▶ [Data supplied]

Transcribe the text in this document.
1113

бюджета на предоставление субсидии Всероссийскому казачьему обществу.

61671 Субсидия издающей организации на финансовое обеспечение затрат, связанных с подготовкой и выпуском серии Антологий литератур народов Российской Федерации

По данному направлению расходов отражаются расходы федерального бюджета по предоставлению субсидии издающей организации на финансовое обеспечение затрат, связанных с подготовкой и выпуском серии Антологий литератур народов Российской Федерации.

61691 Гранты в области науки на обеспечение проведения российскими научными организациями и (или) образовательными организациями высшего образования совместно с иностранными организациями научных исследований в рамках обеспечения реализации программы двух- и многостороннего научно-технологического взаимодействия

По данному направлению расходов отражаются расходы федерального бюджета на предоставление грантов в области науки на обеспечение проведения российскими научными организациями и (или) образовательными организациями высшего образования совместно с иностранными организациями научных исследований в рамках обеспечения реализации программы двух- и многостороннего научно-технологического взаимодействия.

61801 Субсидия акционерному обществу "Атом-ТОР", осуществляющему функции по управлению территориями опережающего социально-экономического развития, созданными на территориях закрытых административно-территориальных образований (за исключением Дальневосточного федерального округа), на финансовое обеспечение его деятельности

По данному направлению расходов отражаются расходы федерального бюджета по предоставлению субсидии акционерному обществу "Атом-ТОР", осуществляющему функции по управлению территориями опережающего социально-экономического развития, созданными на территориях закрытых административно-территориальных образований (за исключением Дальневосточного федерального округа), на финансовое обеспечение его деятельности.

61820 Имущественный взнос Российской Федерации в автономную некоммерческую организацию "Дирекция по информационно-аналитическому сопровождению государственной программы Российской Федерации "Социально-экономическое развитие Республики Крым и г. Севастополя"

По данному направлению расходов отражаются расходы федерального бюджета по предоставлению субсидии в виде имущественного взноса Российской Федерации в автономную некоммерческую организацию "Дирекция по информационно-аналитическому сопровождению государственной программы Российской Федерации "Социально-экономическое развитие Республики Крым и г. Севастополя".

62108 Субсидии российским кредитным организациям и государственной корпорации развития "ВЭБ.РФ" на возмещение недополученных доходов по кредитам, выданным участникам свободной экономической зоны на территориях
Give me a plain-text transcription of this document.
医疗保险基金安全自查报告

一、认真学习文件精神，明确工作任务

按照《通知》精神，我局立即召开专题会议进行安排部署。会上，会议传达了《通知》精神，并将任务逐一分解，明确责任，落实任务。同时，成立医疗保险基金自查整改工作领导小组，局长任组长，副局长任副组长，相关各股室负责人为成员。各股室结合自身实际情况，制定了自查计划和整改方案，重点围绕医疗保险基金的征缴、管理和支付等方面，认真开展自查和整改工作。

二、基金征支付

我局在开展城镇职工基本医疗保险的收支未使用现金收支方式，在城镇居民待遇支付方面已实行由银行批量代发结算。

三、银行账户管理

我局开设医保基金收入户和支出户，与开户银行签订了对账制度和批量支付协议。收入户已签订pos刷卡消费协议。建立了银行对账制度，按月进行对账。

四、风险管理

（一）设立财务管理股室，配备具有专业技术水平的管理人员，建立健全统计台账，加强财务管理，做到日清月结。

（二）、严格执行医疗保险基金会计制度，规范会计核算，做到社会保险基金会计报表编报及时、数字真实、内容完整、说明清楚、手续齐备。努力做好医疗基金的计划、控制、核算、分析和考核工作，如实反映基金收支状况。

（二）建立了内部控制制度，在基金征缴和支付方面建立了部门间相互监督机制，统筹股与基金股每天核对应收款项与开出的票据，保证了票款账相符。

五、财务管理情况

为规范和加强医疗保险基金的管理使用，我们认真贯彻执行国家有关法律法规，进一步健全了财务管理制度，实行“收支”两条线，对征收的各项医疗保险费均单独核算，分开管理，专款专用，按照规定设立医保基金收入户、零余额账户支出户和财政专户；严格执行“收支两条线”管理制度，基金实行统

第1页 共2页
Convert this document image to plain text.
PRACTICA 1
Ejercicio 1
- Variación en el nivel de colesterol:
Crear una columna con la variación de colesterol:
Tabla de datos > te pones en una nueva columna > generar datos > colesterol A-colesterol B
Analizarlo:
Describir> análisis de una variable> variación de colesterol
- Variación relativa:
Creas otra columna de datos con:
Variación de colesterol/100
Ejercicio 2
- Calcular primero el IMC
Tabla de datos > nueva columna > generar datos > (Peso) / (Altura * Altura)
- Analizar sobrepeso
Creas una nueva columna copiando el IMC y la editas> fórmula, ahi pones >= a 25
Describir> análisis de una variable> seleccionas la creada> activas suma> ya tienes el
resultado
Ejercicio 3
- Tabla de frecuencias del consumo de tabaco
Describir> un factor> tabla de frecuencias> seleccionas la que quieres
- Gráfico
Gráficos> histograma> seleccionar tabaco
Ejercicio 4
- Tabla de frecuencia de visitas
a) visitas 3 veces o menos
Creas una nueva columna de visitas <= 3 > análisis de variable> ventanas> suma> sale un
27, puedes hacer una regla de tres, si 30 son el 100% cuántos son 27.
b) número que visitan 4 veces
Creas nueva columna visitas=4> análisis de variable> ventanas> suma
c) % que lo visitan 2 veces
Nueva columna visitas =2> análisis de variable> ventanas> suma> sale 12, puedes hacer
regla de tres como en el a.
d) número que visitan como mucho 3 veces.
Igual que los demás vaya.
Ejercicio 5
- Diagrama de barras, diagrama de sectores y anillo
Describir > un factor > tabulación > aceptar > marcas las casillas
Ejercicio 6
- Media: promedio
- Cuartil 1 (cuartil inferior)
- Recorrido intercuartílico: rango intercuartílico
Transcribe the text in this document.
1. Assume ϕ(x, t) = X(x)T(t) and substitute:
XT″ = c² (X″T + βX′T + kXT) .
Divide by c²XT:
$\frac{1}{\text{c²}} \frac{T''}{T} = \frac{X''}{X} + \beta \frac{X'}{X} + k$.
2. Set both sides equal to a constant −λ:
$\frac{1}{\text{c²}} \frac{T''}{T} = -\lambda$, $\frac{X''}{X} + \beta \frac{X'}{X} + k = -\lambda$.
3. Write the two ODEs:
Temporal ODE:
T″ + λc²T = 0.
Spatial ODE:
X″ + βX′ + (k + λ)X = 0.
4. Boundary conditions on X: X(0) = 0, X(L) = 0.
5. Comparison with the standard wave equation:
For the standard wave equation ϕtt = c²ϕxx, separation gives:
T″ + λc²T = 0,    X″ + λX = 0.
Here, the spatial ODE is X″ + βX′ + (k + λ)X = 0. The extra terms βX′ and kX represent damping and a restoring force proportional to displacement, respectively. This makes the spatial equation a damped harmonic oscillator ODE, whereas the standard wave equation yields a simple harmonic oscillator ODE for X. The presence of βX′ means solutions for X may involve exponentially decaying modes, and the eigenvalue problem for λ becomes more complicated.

▶ [Required work]
Output all records verbatim.

▶ [Final result]
Transcribe the text in this document.
1113

бюджета на предоставление субсидии Всероссийскому казачьему обществу.

61671 Субсидия издающей организации на финансовое обеспечение затрат, связанных с подготовкой и выпуском серии Антологий литератур народов Российской Федерации

По данному направлению расходов отражаются расходы федерального бюджета по предоставлению субсидии издающей организации на финансовое обеспечение затрат, связанных с подготовкой и выпуском серии Антологий литератур народов Российской Федерации.

61691 Гранты в области науки на обеспечение проведения российскими научными организациями и (или) образовательными организациями высшего образования совместно с иностранными организациями научных исследований в рамках обеспечения реализации программы двух- и многостороннего научно-технологического взаимодействия

По данному направлению расходов отражаются расходы федерального бюджета на предоставление грантов в области науки на обеспечение проведения российскими научными организациями и (или) образовательными организациями высшего образования совместно с иностранными организациями научных исследований в рамках обеспечения реализации программы двух- и многостороннего научно-технологического взаимодействия.

61801 Субсидия акционерному обществу "Атом-ТОР", осуществляющему функции по управлению территориями опережающего социально-экономического развития, созданными на территориях закрытых административно-территориальных образований (за исключением Дальневосточного федерального округа), на финансовое обеспечение его деятельности

По данному направлению расходов отражаются расходы федерального бюджета по предоставлению субсидии акционерному обществу "Атом-ТОР", осуществляющему функции по управлению территориями опережающего социально-экономического развития, созданными на территориях закрытых административно-территориальных образований (за исключением Дальневосточного федерального округа), на финансовое обеспечение его деятельности.

61820 Имущественный взнос Российской Федерации в автономную некоммерческую организацию "Дирекция по информационно-аналитическому сопровождению государственной программы Российской Федерации "Социально-экономическое развитие Республики Крым и г. Севастополя"

По данному направлению расходов отражаются расходы федерального бюджета по предоставлению субсидии в виде имущественного взноса Российской Федерации в автономную некоммерческую организацию "Дирекция по информационно-аналитическому сопровождению государственной программы Российской Федерации "Социально-экономическое развитие Республики Крым и г. Севастополя".

62108 Субсидии российским кредитным организациям и государственной корпорации развития "ВЭБ.РФ" на возмещение недополученных доходов по кредитам, выданным участникам свободной экономической зоны на территориях
Give me a plain-text transcription of this document.
医疗保险基金安全自查报告

一、认真学习文件精神，明确工作任务

按照《通知》精神，我局立即召开专题会议进行安排部署。会上，会议传达了《通知》精神，并将任务逐一分解，明确责任，落实任务。同时，成立医疗保险基金自查整改工作领导小组，局长任组长，副局长任副组长，相关各股室负责人为成员。各股室结合自身实际情况，制定了自查计划和整改方案，重点围绕医疗保险基金的征缴、管理和支付等方面，认真开展自查和整改工作。

二、基金征支付

我局在开展城镇职工基本医疗保险的收支未使用现金收支方式，在城镇居民待遇支付方面已实行由银行批量代发结算。

三、银行账户管理

我局开设医保基金收入户和支出户，与开户银行签订了对账制度和批量支付协议。收入户已签订pos刷卡消费协议。建立了银行对账制度，按月进行对账。

四、风险管理

（一）设立财务管理股室，配备具有专业技术水平的管理人员，建立健全统计台账，加强财务管理，做到日清月结。

（二）、严格执行医疗保险基金会计制度，规范会计核算，做到社会保险基金会计报表编报及时、数字真实、内容完整、说明清楚、手续齐备。努力做好医疗基金的计划、控制、核算、分析和考核工作，如实反映基金收支状况。

（二）建立了内部控制制度，在基金征缴和支付方面建立了部门间相互监督机制，统筹股与基金股每天核对应收款项与开出的票据，保证了票款账相符。

五、财务管理情况

为规范和加强医疗保险基金的管理使用，我们认真贯彻执行国家有关法律法规，进一步健全了财务管理制度，实行“收支”两条线，对征收的各项医疗保险费均单独核算，分开管理，专款专用，按照规定设立医保基金收入户、零余额账户支出户和财政专户；严格执行“收支两条线”管理制度，基金实行统

第1页 共2页
Convert this document image to plain text.
PRACTICA 1
Ejercicio 1
- Variación en el nivel de colesterol:
Crear una columna con la variación de colesterol:
Tabla de datos > te pones en una nueva columna > generar datos > colesterol A-colesterol B
Analizarlo:
Describir> análisis de una variable> variación de colesterol
- Variación relativa:
Creas otra columna de datos con:
Variación de colesterol/100
Ejercicio 2
- Calcular primero el IMC
Tabla de datos > nueva columna > generar datos > (Peso) / (Altura * Altura)
- Analizar sobrepeso
Creas una nueva columna copiando el IMC y la editas> fórmula, ahi pones >= a 25
Describir> análisis de una variable> seleccionas la creada> activas suma> ya tienes el
resultado
Ejercicio 3
- Tabla de frecuencias del consumo de tabaco
Describir> un factor> tabla de frecuencias> seleccionas la que quieres
- Gráfico
Gráficos> histograma> seleccionar tabaco
Ejercicio 4
- Tabla de frecuencia de visitas
a) visitas 3 veces o menos
Creas una nueva columna de visitas <= 3 > análisis de variable> ventanas> suma> sale un
27, puedes hacer una regla de tres, si 30 son el 100% cuántos son 27.
b) número que visitan 4 veces
Creas nueva columna visitas=4> análisis de variable> ventanas> suma
c) % que lo visitan 2 veces
Nueva columna visitas =2> análisis de variable> ventanas> suma> sale 12, puedes hacer
regla de tres como en el a.
d) número que visitan como mucho 3 veces.
Igual que los demás vaya.
Ejercicio 5
- Diagrama de barras, diagrama de sectores y anillo
Describir > un factor > tabulación > aceptar > marcas las casillas
Ejercicio 6
- Media: promedio
- Cuartil 1 (cuartil inferior)
- Recorrido intercuartílico: rango intercuartílico
Transcribe the text in this document.
1. Assume ϕ(x, t) = X(x)T(t) and substitute:
XT″ = c² (X″T + βX′T + kXT) .
Divide by c²XT:
$\frac{1}{\text{c²}} \frac{T''}{T} = \frac{X''}{X} + \beta \frac{X'}{X} + k$.
2. Set both sides equal to a constant −λ:
$\frac{1}{\text{c²}} \frac{T''}{T} = -\lambda$, $\frac{X''}{X} + \beta \frac{X'}{X} + k = -\lambda$.
3. Write the two ODEs:
Temporal ODE:
T″ + λc²T = 0.
Spatial ODE:
X″ + βX′ + (k + λ)X = 0.
4. Boundary conditions on X: X(0) = 0, X(L) = 0.
5. Comparison with the standard wave equation:
For the standard wave equation ϕtt = c²ϕxx, separation gives:
T″ + λc²T = 0,    X″ + λX = 0.
Here, the spatial ODE is X″ + βX′ + (k + λ)X = 0. The extra terms βX′ and kX represent damping and a restoring force proportional to displacement, respectively. This makes the spatial equation a damped harmonic oscillator ODE, whereas the standard wave equation yields a simple harmonic oscillator ODE for X. The presence of βX′ means solutions for X may involve exponentially decaying modes, and the eigenvalue problem for λ becomes more complicated.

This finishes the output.